• [TASK INSTRUCTIONS]: From the listing below, pull out the lines that hold "probe".

• [EXERCISE INPUT]:
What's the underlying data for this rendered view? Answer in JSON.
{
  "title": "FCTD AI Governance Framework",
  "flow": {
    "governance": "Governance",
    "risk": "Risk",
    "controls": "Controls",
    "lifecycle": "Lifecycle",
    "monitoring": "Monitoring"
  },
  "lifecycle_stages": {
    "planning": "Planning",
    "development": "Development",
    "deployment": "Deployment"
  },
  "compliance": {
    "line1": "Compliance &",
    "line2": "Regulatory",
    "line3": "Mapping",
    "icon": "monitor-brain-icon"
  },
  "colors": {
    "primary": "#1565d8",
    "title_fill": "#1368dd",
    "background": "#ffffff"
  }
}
==
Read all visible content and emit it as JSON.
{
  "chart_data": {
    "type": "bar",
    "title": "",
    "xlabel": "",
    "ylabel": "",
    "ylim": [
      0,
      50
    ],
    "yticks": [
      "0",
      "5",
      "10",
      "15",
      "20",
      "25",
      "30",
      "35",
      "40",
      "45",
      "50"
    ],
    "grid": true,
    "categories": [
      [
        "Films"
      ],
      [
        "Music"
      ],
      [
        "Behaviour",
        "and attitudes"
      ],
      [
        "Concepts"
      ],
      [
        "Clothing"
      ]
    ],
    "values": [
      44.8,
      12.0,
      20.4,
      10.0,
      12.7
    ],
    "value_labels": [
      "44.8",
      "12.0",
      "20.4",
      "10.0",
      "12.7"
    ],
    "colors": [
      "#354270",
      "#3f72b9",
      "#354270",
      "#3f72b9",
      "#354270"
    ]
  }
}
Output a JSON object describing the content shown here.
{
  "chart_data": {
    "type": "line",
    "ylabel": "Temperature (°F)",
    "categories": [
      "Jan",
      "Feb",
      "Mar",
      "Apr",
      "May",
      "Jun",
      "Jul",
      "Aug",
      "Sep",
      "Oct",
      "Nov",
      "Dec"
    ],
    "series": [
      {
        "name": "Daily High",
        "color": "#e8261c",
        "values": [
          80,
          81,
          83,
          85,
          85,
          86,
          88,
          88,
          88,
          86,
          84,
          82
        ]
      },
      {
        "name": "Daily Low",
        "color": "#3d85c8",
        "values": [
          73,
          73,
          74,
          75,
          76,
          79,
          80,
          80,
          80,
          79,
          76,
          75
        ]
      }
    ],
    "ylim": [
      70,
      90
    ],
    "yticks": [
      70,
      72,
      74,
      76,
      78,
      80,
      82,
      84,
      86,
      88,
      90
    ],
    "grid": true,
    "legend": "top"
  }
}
...
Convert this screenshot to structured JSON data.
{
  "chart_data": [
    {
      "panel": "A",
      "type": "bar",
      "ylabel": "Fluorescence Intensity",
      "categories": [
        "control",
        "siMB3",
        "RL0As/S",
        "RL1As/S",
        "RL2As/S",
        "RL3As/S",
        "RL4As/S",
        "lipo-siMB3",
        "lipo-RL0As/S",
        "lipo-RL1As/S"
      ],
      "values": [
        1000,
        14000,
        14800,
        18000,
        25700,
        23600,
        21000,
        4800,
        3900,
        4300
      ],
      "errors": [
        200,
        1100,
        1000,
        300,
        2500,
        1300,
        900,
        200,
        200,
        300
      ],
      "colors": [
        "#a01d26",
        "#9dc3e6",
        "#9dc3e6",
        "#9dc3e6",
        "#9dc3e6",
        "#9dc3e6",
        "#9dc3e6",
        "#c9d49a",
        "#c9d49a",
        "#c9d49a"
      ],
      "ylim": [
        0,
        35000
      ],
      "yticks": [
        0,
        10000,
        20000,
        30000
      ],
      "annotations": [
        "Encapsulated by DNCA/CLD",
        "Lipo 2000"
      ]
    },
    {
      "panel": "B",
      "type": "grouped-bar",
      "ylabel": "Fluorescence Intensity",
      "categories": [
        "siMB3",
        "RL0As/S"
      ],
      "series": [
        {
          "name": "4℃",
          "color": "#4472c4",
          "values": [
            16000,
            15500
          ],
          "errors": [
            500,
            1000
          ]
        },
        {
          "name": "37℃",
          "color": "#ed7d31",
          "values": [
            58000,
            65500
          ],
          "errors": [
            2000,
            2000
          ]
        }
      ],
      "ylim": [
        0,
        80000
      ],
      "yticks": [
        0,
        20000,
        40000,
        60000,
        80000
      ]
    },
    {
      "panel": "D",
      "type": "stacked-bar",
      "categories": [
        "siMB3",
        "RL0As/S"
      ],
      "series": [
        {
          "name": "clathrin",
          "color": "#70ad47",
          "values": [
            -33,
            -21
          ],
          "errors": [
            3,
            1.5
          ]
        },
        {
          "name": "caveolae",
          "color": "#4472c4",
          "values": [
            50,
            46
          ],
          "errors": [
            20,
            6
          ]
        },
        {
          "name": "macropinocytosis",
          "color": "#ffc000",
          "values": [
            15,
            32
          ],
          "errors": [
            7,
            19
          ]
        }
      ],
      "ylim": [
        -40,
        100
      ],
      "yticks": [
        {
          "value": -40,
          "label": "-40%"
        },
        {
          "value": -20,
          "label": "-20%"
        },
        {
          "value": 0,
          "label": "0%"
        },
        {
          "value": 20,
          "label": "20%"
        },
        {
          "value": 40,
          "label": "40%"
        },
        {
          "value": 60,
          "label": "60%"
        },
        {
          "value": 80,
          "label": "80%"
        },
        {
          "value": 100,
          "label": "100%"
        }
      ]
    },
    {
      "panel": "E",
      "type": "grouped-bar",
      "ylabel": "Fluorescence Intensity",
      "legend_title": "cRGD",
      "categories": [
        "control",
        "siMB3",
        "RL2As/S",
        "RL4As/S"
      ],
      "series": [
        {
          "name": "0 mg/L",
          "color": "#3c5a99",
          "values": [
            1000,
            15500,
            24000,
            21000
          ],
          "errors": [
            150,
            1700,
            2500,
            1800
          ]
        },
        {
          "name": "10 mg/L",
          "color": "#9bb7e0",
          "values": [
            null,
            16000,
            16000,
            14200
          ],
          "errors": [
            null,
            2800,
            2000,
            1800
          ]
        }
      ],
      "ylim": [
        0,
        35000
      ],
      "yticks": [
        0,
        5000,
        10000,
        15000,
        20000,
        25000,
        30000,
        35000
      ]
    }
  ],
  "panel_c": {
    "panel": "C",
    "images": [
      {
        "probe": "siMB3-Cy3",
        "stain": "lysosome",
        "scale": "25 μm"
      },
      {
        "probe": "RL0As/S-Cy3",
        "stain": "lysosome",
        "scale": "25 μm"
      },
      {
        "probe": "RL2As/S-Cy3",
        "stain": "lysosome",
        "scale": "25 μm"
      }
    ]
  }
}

• [WRITTEN RESPONSE]:
        "probe": "siMB3-Cy3",
        "probe": "RL0As/S-Cy3",
        "probe": "RL2As/S-Cy3",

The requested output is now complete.